* BEGIN Data shown *
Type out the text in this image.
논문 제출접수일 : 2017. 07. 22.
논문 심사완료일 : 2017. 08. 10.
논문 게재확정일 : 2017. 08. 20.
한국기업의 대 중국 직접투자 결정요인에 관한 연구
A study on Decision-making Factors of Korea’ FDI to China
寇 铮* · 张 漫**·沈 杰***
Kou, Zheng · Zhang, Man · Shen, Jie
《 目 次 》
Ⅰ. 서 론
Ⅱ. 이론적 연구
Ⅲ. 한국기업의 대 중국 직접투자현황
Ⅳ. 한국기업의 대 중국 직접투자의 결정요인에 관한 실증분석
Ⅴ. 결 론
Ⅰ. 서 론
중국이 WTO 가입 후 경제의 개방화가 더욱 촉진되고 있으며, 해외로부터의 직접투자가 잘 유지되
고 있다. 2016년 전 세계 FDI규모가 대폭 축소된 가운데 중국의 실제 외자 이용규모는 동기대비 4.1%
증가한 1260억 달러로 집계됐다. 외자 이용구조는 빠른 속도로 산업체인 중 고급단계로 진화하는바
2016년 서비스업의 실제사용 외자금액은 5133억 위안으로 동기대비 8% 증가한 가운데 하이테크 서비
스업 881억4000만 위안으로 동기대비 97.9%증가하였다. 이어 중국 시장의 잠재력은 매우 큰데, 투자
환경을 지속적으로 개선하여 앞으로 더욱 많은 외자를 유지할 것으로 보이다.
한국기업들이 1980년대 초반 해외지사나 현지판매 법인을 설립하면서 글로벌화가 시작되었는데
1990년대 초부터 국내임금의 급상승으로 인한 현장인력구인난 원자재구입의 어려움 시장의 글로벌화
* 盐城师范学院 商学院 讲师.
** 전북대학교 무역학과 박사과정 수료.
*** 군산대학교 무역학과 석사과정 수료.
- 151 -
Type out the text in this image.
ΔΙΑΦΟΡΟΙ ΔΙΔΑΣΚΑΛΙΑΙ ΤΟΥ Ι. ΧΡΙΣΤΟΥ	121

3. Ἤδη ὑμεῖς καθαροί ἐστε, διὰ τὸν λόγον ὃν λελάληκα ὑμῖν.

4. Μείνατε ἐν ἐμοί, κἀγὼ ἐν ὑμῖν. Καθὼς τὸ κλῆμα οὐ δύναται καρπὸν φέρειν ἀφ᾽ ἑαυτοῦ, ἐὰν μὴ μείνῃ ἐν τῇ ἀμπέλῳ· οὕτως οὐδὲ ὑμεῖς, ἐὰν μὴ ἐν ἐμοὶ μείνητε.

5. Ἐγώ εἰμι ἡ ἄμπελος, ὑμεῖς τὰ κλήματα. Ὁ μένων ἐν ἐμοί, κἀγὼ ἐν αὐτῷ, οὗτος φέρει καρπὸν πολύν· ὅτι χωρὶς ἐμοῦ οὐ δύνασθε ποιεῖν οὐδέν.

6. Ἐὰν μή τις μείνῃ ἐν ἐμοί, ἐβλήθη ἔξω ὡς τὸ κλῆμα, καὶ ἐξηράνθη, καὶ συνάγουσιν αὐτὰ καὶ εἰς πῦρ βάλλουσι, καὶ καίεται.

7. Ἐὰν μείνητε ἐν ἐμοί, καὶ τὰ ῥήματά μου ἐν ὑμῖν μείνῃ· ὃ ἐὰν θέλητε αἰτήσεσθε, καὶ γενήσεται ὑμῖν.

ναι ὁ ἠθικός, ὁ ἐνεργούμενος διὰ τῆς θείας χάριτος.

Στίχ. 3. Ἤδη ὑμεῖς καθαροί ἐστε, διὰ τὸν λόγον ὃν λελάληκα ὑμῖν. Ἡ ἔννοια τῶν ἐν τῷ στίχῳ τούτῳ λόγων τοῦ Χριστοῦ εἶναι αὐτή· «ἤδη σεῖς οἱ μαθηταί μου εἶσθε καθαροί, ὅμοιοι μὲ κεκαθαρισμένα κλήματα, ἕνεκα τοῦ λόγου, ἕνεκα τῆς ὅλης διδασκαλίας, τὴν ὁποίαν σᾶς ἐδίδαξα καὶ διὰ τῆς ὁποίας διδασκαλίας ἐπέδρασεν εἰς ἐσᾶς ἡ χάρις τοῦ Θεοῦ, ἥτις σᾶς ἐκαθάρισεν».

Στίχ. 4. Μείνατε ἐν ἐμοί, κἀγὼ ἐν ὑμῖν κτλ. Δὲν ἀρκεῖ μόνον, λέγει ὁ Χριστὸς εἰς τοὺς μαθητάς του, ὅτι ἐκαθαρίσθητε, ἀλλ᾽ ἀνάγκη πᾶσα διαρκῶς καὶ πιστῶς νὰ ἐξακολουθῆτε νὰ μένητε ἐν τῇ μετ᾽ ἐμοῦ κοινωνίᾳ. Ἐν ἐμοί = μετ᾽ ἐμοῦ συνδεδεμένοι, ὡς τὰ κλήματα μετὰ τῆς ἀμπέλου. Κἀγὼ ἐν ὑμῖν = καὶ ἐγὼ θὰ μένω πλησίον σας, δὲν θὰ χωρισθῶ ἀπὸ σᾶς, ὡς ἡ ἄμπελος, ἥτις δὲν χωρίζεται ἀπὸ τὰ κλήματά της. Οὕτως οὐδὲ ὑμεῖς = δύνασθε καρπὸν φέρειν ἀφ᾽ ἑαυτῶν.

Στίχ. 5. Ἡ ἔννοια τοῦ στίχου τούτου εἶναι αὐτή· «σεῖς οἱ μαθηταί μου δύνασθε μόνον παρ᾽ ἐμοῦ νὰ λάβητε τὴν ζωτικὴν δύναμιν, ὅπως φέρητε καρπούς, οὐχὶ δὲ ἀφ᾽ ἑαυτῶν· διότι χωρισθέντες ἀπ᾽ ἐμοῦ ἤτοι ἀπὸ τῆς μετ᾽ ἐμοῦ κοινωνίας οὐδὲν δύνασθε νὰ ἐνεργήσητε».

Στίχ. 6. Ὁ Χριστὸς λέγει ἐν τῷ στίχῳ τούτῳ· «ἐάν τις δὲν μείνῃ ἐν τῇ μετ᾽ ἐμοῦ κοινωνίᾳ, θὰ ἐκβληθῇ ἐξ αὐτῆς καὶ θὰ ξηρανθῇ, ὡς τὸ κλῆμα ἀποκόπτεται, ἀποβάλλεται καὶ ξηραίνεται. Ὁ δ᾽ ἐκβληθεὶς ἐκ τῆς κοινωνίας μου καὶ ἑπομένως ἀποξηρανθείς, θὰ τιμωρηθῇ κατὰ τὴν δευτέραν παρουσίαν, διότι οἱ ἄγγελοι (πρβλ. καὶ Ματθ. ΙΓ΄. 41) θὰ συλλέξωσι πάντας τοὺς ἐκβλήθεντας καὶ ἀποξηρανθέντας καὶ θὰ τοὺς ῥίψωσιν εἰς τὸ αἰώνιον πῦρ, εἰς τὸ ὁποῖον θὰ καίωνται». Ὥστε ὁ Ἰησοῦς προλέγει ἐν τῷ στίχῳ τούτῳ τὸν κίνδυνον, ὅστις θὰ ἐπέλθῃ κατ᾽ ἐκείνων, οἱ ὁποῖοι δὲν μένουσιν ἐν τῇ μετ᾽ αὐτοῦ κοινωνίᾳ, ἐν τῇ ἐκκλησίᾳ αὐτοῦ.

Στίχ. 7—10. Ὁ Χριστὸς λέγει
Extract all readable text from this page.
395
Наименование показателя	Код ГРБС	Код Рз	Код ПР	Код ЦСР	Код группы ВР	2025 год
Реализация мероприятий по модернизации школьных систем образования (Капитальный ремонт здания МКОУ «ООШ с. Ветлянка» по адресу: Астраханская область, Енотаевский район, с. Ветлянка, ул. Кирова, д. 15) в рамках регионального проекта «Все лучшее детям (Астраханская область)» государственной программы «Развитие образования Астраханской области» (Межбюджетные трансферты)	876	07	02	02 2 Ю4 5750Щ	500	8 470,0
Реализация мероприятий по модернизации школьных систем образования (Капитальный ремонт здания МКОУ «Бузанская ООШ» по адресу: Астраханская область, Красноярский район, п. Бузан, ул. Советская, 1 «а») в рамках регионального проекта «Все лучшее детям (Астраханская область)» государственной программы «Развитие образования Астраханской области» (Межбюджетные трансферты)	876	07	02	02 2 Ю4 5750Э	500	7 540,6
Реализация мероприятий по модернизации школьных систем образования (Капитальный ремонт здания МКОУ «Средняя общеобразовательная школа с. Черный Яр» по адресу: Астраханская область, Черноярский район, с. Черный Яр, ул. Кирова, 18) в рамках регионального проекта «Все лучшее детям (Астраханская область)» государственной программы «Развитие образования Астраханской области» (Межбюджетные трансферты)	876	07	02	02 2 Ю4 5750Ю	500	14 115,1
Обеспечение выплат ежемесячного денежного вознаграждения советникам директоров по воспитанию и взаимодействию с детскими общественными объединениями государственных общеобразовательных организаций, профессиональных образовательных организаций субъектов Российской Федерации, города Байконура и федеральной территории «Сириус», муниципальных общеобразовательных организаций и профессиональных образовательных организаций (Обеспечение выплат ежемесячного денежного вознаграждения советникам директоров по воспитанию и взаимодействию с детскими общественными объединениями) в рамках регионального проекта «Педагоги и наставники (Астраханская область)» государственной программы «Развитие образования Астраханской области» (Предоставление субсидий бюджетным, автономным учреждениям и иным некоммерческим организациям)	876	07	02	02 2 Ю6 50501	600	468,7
* END Data shown *
Directions — Say, as a bare number, how many lines in the entries above include the string "ὑμῖν".

Answer to the exercise — 5